→ **WRITTEN TASK**
Count the lines below that include the word "color" and write that number alone.

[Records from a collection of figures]
[START]

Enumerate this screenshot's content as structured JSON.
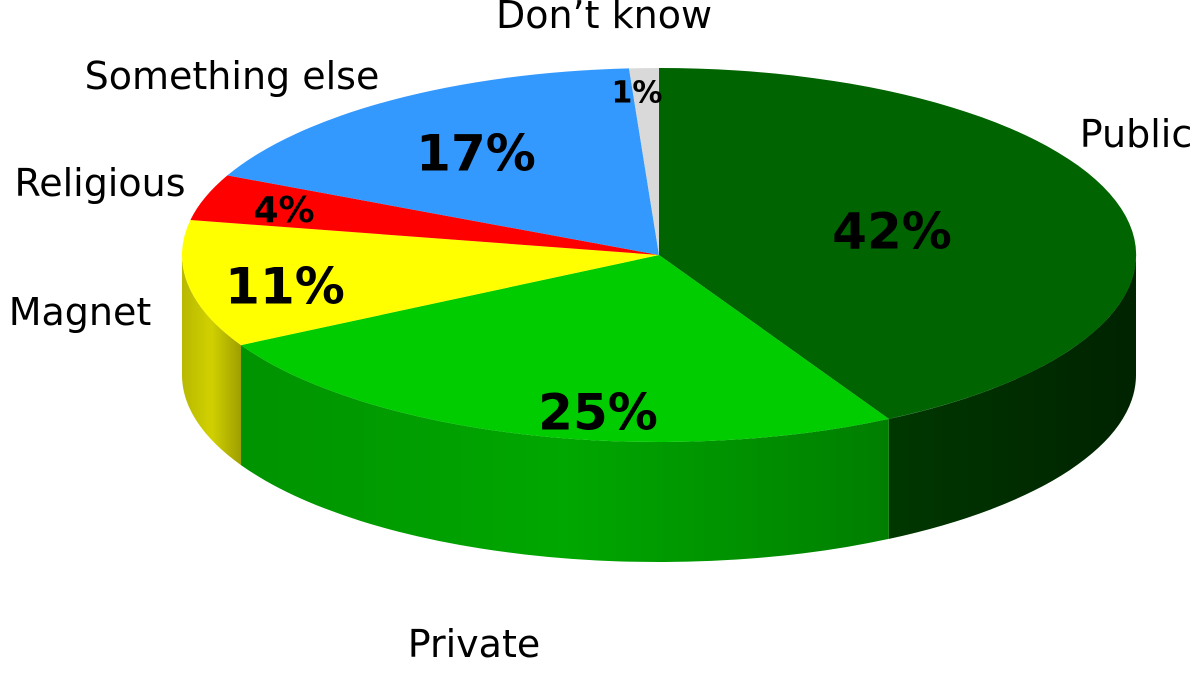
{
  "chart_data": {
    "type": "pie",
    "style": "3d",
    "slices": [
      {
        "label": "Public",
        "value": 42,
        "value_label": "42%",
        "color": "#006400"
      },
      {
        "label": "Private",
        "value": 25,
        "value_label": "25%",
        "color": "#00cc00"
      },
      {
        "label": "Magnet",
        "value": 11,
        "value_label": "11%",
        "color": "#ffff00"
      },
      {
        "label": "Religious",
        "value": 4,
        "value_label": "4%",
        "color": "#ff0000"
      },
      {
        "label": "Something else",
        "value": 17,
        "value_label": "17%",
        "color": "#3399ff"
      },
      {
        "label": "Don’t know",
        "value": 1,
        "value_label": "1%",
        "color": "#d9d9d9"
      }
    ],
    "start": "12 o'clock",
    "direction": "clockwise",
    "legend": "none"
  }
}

[END]

→ **FINAL ANSWER**
6